--- BEGIN Document excerpt ---

As Amended on Denial of Rehearing and Rehearing En Banc March 29, 1973.
SIMPSON, Circuit Judge:
These two actions
APPEAL NO. 71-2243, PENROD v. JOHNSON
On January 12, 1965, while employed as a member of the crew of an amphibious drilling rig barge owned and operated on internal navigable waters of Louisiana by defendant Penrod, plaintiff-appellee Sam H. Johnson (Johnson) sustained personal injuries in an accident aboard the vessel. Johnson brought suit below against Penrod for damages on August 30, 1966, alleging both diversity of citizenship and Jones Act jurisdiction, and an amount in controversy in excess of $10,000.00. The complaint alleged negligence of the defendant and that the vessel was unseaworthy. A separate demand for trial by jury was filed by Johnson with the complaint. The complaint was timely answered by Penrod and there matters stood for more than three years, without further pleadings.
Following our affirmance as to venue, supra, Johnson filed an amended complaint on February 23, 1970, paragraph I of which alleged: "This cause is brought under the Admiralty and Maritime jurisdiction of this Court pursuant to the provisions of Rule 9(h) of the Federal Rules of Civil Procedure". The amended complaint did not seek to withdraw the demand for jury trial. It was not mentioned.

--- END Document excerpt ---
--- BEGIN Excerpted data ---

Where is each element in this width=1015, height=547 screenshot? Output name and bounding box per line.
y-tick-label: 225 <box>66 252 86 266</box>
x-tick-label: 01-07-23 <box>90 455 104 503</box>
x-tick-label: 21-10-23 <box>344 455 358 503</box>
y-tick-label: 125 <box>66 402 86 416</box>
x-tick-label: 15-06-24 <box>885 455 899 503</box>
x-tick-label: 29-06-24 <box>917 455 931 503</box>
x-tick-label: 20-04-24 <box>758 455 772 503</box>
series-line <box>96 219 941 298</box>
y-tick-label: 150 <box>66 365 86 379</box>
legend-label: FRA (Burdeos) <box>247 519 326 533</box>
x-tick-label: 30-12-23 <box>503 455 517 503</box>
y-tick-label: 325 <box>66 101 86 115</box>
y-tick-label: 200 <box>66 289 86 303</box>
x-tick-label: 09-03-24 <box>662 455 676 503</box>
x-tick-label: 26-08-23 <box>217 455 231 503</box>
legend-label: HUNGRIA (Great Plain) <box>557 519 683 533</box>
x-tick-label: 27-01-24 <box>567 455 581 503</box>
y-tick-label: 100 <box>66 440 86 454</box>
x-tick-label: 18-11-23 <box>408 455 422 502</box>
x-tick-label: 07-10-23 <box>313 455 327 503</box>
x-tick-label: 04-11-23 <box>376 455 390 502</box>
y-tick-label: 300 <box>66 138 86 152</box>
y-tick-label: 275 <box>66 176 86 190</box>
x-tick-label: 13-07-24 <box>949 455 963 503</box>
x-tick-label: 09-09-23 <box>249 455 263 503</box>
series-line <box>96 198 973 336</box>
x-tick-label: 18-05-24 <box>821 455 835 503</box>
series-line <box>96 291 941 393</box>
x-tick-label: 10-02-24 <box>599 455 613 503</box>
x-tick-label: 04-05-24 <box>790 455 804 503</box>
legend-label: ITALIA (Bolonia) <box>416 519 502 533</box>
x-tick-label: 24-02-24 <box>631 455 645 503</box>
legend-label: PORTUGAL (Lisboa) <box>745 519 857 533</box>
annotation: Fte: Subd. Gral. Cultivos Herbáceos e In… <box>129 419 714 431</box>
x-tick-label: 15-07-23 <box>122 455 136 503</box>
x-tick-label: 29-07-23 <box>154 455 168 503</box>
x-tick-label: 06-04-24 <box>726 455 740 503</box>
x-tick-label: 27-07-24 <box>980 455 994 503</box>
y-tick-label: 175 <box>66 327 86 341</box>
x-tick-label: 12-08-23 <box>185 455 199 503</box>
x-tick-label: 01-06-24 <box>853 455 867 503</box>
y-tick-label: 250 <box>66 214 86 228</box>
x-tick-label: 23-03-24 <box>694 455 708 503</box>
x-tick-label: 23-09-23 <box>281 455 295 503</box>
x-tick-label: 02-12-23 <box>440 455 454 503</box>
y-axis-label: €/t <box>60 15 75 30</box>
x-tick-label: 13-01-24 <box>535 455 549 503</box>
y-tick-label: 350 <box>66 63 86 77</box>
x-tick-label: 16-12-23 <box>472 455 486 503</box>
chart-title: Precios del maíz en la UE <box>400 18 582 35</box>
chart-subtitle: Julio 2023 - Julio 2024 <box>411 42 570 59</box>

--- END Excerpted data ---

(Problems and tasks):
a) Return the stretch of the Penrod v. Johnson court opinion from "Following our affirmance" through "was not mentioned.", copied word for word.
b) In the Penrod v. Johnson court opinion, on what date did Johnson file his amended complaint?
c) Continue the Penrod v. Johnson court opinion, starting right after its last sentence.

(Exercise results):
a)
Following our affirmance as to venue, supra, Johnson filed an amended complaint on February 23, 1970, paragraph I of which alleged: "This cause is brought under the Admiralty and Maritime jurisdiction of this Court pursuant to the provisions of Rule 9(h) of the Federal Rules of Civil Procedure". The amended complaint did not seek to withdraw the demand for jury trial. It was not mentioned.

b) February 23, 1970

c)
The district court, on February 23, 1970, issued an omnibus order at a preliminary pre-trial conference. Paragraph 8 directed: "That at the final pre-trial conference, the attorneys for the parties submit: . . . (b) separately prepared proposed findings of fact and conclusions of law".
On September 2, 1970, Penrod moved for a jury trial pursuant to Rule 38(d), F.R.Civ.P. The motion asserted Johnson's original demand for jury trial, that Penrod had not consented to withdrawal of the demand, and that the jury trial demand was made prior to the amendment of the complaint to state a claim under Rule 9(h) of the Rules.
Both Johnson and Penrod, on September 3, 1970, as directed by the court's February 23 order, submitted proposed findings of fact and conclusions of law to the district court. The case went to trial without a jury on September 17, 1970. The following day Johnson filed with leave of court another amended complaint together with additional proposed findings of fact and conclusions of law seeking increased damages. On September 25, 1970, after the non-jury trial ended September 18, both parties submitted supplemental proposed findings
The district judge rendered his findings of fact and conclusions of law on February 17, 1971, finding for Johnson as to liability. He deducted 20% of the assessed damages based upon the plaintiff's contributory negligence. Judgment was entered on March 22, 1971, for Johnson and against Penrod in the amount of $307,890.26, together with interest at the rate of 6% per year from the date of judgment. Penrod moved for a new trial, which motion was denied on May 3, 1971. Notice of this appeal timely followed.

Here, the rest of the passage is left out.